What you return must be the data below, word for word, without any images.

◇ ◇ ◇ ◇ ◇

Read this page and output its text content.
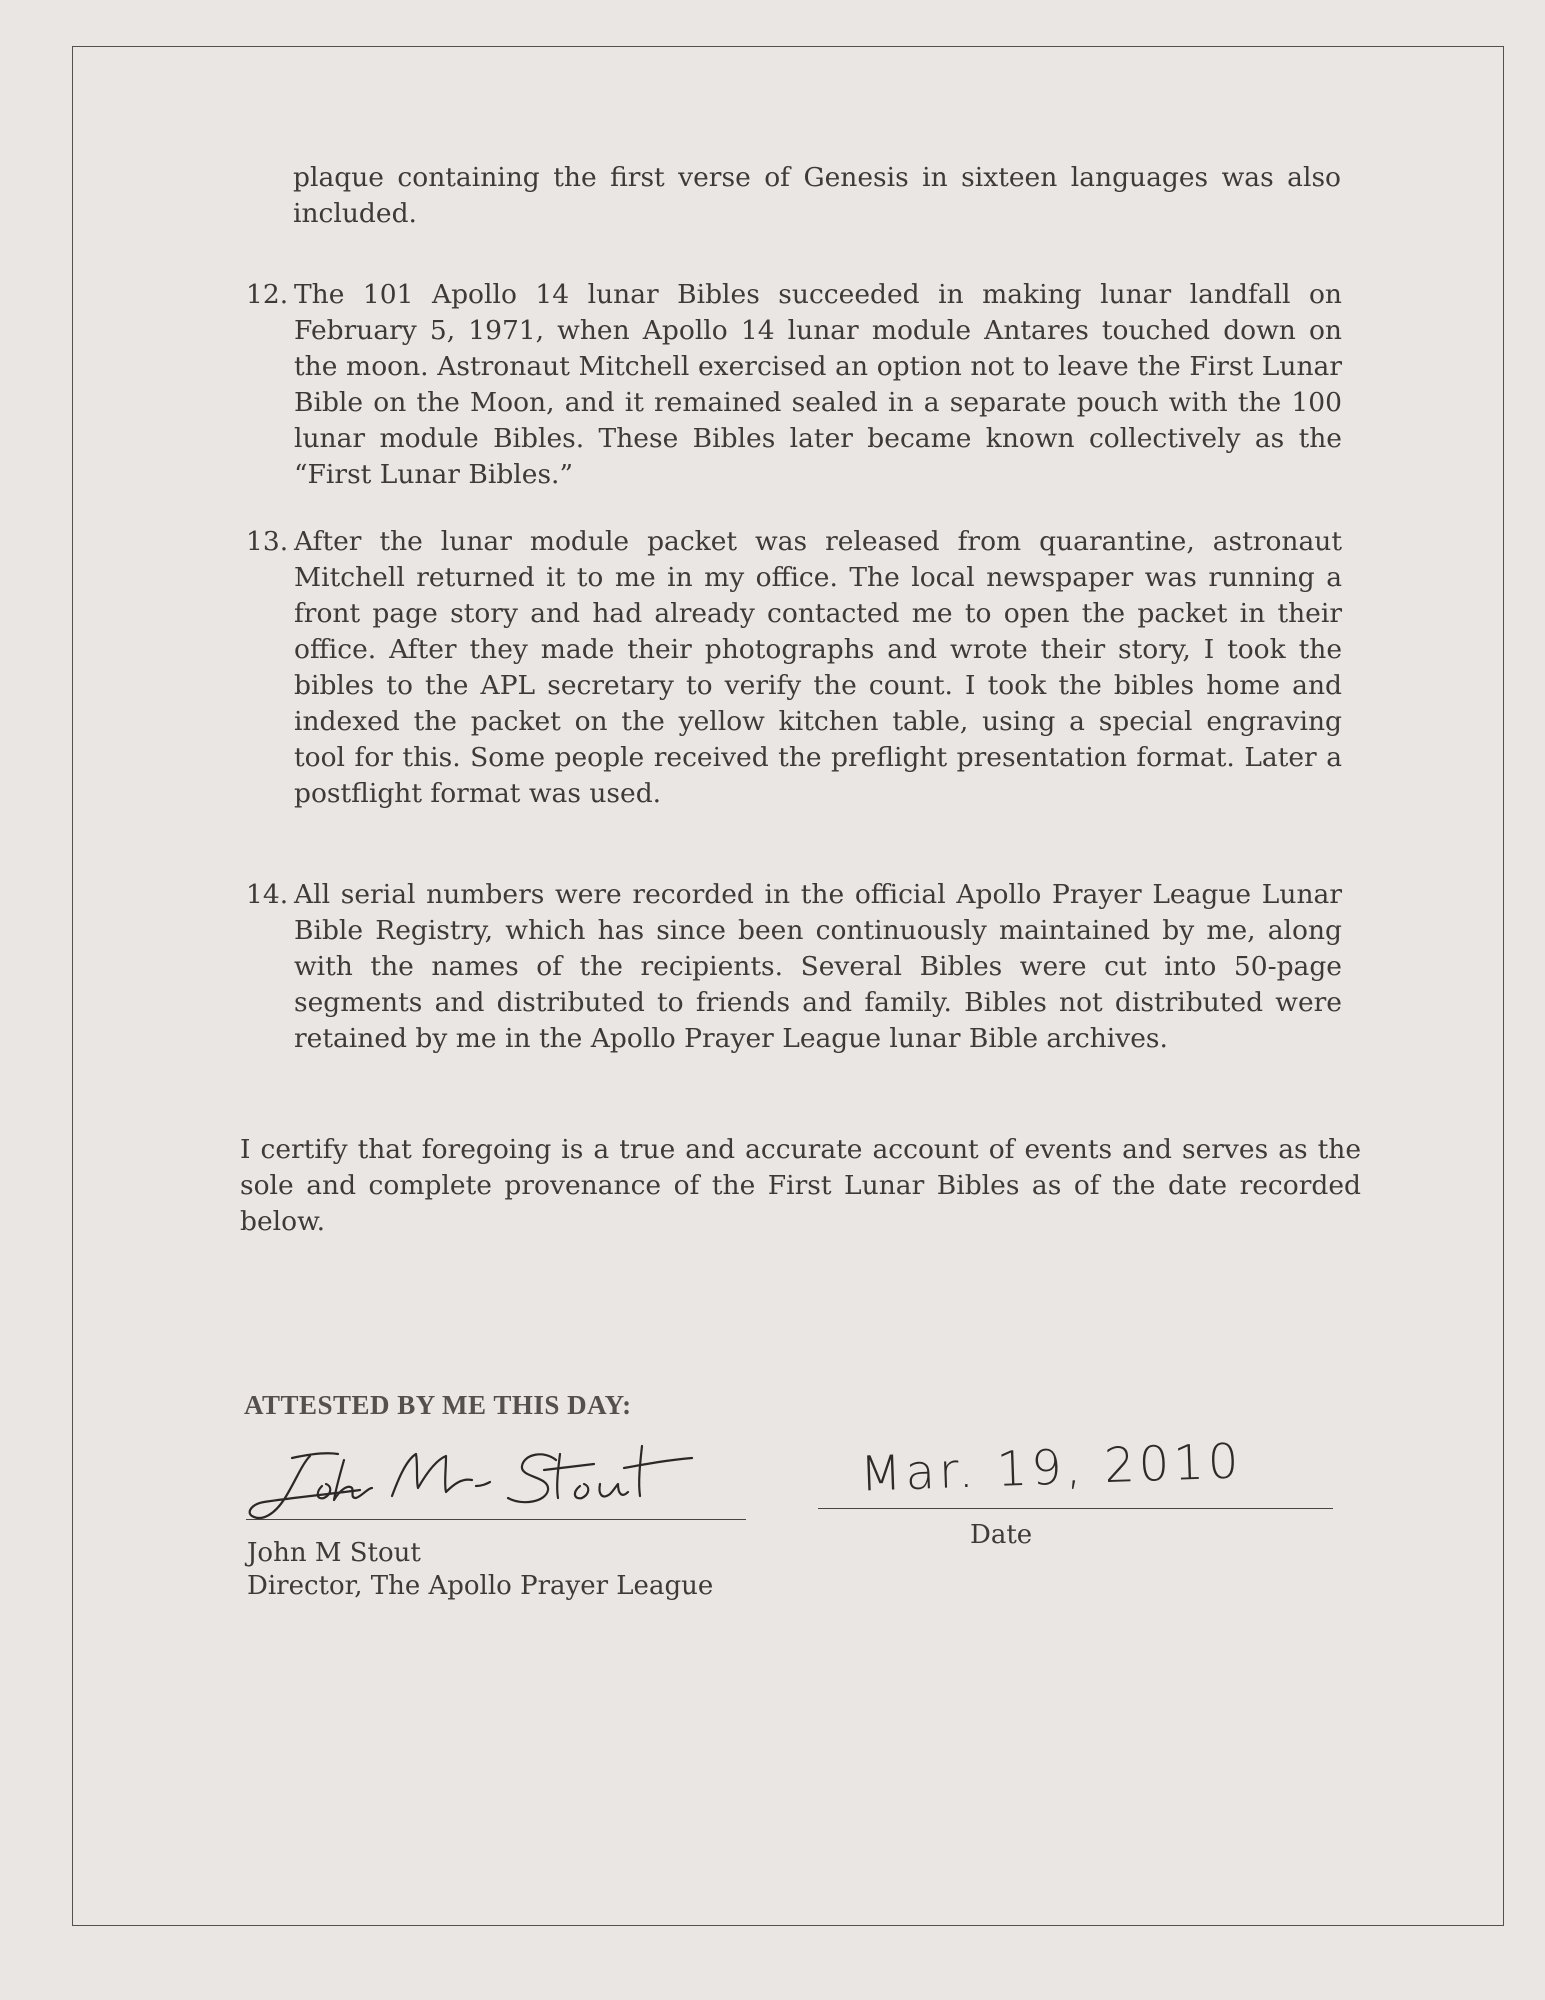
plaque containing the first verse of Genesis in sixteen languages was also included.

12. The 101 Apollo 14 lunar Bibles succeeded in making lunar landfall on February 5, 1971, when Apollo 14 lunar module Antares touched down on the moon. Astronaut Mitchell exercised an option not to leave the First Lunar Bible on the Moon, and it remained sealed in a separate pouch with the 100 lunar module Bibles. These Bibles later became known collectively as the “First Lunar Bibles.”

13. After the lunar module packet was released from quarantine, astronaut Mitchell returned it to me in my office. The local newspaper was running a front page story and had already contacted me to open the packet in their office. After they made their photographs and wrote their story, I took the bibles to the APL secretary to verify the count. I took the bibles home and indexed the packet on the yellow kitchen table, using a special engraving tool for this. Some people received the preflight presentation format. Later a postflight format was used.

14. All serial numbers were recorded in the official Apollo Prayer League Lunar Bible Registry, which has since been continuously maintained by me, along with the names of the recipients. Several Bibles were cut into 50-page segments and distributed to friends and family. Bibles not distributed were retained by me in the Apollo Prayer League lunar Bible archives.

I certify that foregoing is a true and accurate account of events and serves as the sole and complete provenance of the First Lunar Bibles as of the date recorded below.

ATTESTED BY ME THIS DAY:
Mar. 19, 2010
Date
John M Stout
Director, The Apollo Prayer League
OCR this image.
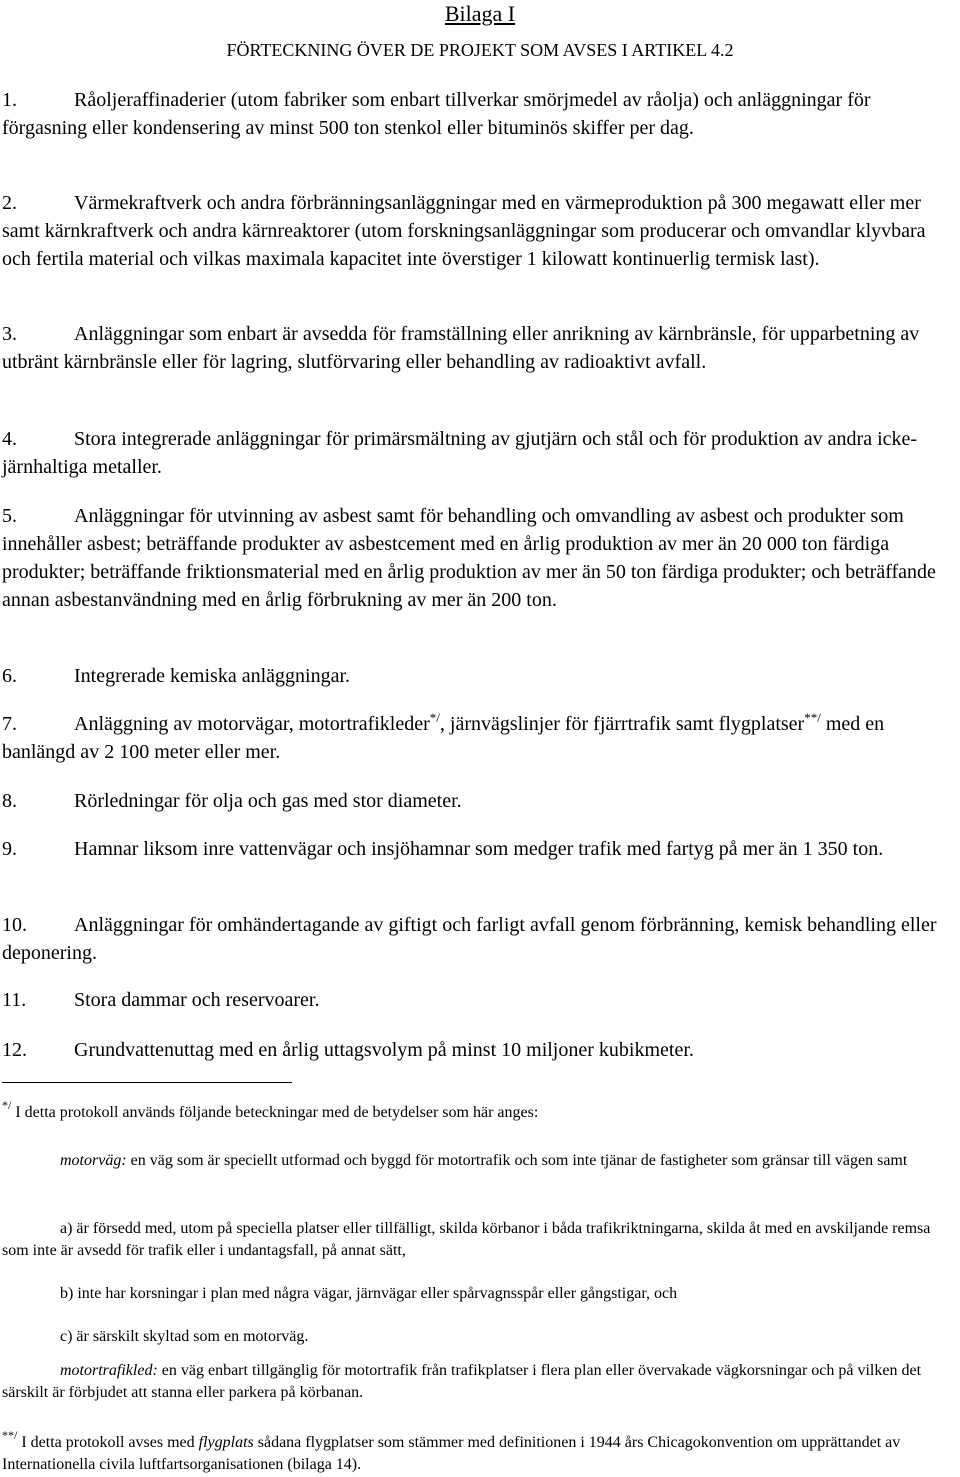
Bilaga I
FÖRTECKNING ÖVER DE PROJEKT SOM AVSES I ARTIKEL 4.2
1.	Råoljeraffinaderier (utom fabriker som enbart tillverkar smörjmedel av råolja) och anläggningar för förgasning eller kondensering av minst 500 ton stenkol eller bituminös skiffer per dag.
2.	Värmekraftverk och andra förbränningsanläggningar med en värmeproduktion på 300 megawatt eller mer samt kärnkraftverk och andra kärnreaktorer (utom forskningsanläggningar som producerar och omvandlar klyvbara och fertila material och vilkas maximala kapacitet inte överstiger 1 kilowatt kontinuerlig termisk last).
3.	Anläggningar som enbart är avsedda för framställning eller anrikning av kärnbränsle, för upparbetning av utbränt kärnbränsle eller för lagring, slutförvaring eller behandling av radioaktivt avfall.
4.	Stora integrerade anläggningar för primärsmältning av gjutjärn och stål och för produktion av andra icke-järnhaltiga metaller.
5.	Anläggningar för utvinning av asbest samt för behandling och omvandling av asbest och produkter som innehåller asbest; beträffande produkter av asbestcement med en årlig produktion av mer än 20 000 ton färdiga produkter; beträffande friktionsmaterial med en årlig produktion av mer än 50 ton färdiga produkter; och beträffande annan asbestanvändning med en årlig förbrukning av mer än 200 ton.
6.	Integrerade kemiska anläggningar.
7.	Anläggning av motorvägar, motortrafikleder*/, järnvägslinjer för fjärrtrafik samt flygplatser**/ med en banlängd av 2 100 meter eller mer.
8.	Rörledningar för olja och gas med stor diameter.
9.	Hamnar liksom inre vattenvägar och insjöhamnar som medger trafik med fartyg på mer än 1 350 ton.
10. Anläggningar för omhändertagande av giftigt och farligt avfall genom förbränning, kemisk behandling eller deponering.
11. Stora dammar och reservoarer.
12. Grundvattenuttag med en årlig uttagsvolym på minst 10 miljoner kubikmeter.
*/ I detta protokoll används följande beteckningar med de betydelser som här anges:
motorväg: en väg som är speciellt utformad och byggd för motortrafik och som inte tjänar de fastigheter som gränsar till vägen samt
a) är försedd med, utom på speciella platser eller tillfälligt, skilda körbanor i båda trafikriktningarna, skilda åt med en avskiljande remsa som inte är avsedd för trafik eller i undantagsfall, på annat sätt,
b) inte har korsningar i plan med några vägar, järnvägar eller spårvagnsspår eller gångstigar, och
c) är särskilt skyltad som en motorväg.
motortrafikled: en väg enbart tillgänglig för motortrafik från trafikplatser i flera plan eller övervakade vägkorsningar och på vilken det särskilt är förbjudet att stanna eller parkera på körbanan.
**/ I detta protokoll avses med flygplats sådana flygplatser som stämmer med definitionen i 1944 års Chicagokonvention om upprättandet av Internationella civila luftfartsorganisationen (bilaga 14).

◇ ◇ ◇ ◇ ◇

Task answer:
Read this page and output its text content.
plaque containing the first verse of Genesis in sixteen languages was also included.

12. The 101 Apollo 14 lunar Bibles succeeded in making lunar landfall on February 5, 1971, when Apollo 14 lunar module Antares touched down on the moon. Astronaut Mitchell exercised an option not to leave the First Lunar Bible on the Moon, and it remained sealed in a separate pouch with the 100 lunar module Bibles. These Bibles later became known collectively as the “First Lunar Bibles.”

13. After the lunar module packet was released from quarantine, astronaut Mitchell returned it to me in my office. The local newspaper was running a front page story and had already contacted me to open the packet in their office. After they made their photographs and wrote their story, I took the bibles to the APL secretary to verify the count. I took the bibles home and indexed the packet on the yellow kitchen table, using a special engraving tool for this. Some people received the preflight presentation format. Later a postflight format was used.

14. All serial numbers were recorded in the official Apollo Prayer League Lunar Bible Registry, which has since been continuously maintained by me, along with the names of the recipients. Several Bibles were cut into 50-page segments and distributed to friends and family. Bibles not distributed were retained by me in the Apollo Prayer League lunar Bible archives.

I certify that foregoing is a true and accurate account of events and serves as the sole and complete provenance of the First Lunar Bibles as of the date recorded below.

ATTESTED BY ME THIS DAY:
Mar. 19, 2010
Date
John M Stout
Director, The Apollo Prayer League
OCR this image.
Bilaga I
FÖRTECKNING ÖVER DE PROJEKT SOM AVSES I ARTIKEL 4.2
1.	Råoljeraffinaderier (utom fabriker som enbart tillverkar smörjmedel av råolja) och anläggningar för förgasning eller kondensering av minst 500 ton stenkol eller bituminös skiffer per dag.
2.	Värmekraftverk och andra förbränningsanläggningar med en värmeproduktion på 300 megawatt eller mer samt kärnkraftverk och andra kärnreaktorer (utom forskningsanläggningar som producerar och omvandlar klyvbara och fertila material och vilkas maximala kapacitet inte överstiger 1 kilowatt kontinuerlig termisk last).
3.	Anläggningar som enbart är avsedda för framställning eller anrikning av kärnbränsle, för upparbetning av utbränt kärnbränsle eller för lagring, slutförvaring eller behandling av radioaktivt avfall.
4.	Stora integrerade anläggningar för primärsmältning av gjutjärn och stål och för produktion av andra icke-järnhaltiga metaller.
5.	Anläggningar för utvinning av asbest samt för behandling och omvandling av asbest och produkter som innehåller asbest; beträffande produkter av asbestcement med en årlig produktion av mer än 20 000 ton färdiga produkter; beträffande friktionsmaterial med en årlig produktion av mer än 50 ton färdiga produkter; och beträffande annan asbestanvändning med en årlig förbrukning av mer än 200 ton.
6.	Integrerade kemiska anläggningar.
7.	Anläggning av motorvägar, motortrafikleder*/, järnvägslinjer för fjärrtrafik samt flygplatser**/ med en banlängd av 2 100 meter eller mer.
8.	Rörledningar för olja och gas med stor diameter.
9.	Hamnar liksom inre vattenvägar och insjöhamnar som medger trafik med fartyg på mer än 1 350 ton.
10. Anläggningar för omhändertagande av giftigt och farligt avfall genom förbränning, kemisk behandling eller deponering.
11. Stora dammar och reservoarer.
12. Grundvattenuttag med en årlig uttagsvolym på minst 10 miljoner kubikmeter.
*/ I detta protokoll används följande beteckningar med de betydelser som här anges:
motorväg: en väg som är speciellt utformad och byggd för motortrafik och som inte tjänar de fastigheter som gränsar till vägen samt
a) är försedd med, utom på speciella platser eller tillfälligt, skilda körbanor i båda trafikriktningarna, skilda åt med en avskiljande remsa som inte är avsedd för trafik eller i undantagsfall, på annat sätt,
b) inte har korsningar i plan med några vägar, järnvägar eller spårvagnsspår eller gångstigar, och
c) är särskilt skyltad som en motorväg.
motortrafikled: en väg enbart tillgänglig för motortrafik från trafikplatser i flera plan eller övervakade vägkorsningar och på vilken det särskilt är förbjudet att stanna eller parkera på körbanan.
**/ I detta protokoll avses med flygplats sådana flygplatser som stämmer med definitionen i 1944 års Chicagokonvention om upprättandet av Internationella civila luftfartsorganisationen (bilaga 14).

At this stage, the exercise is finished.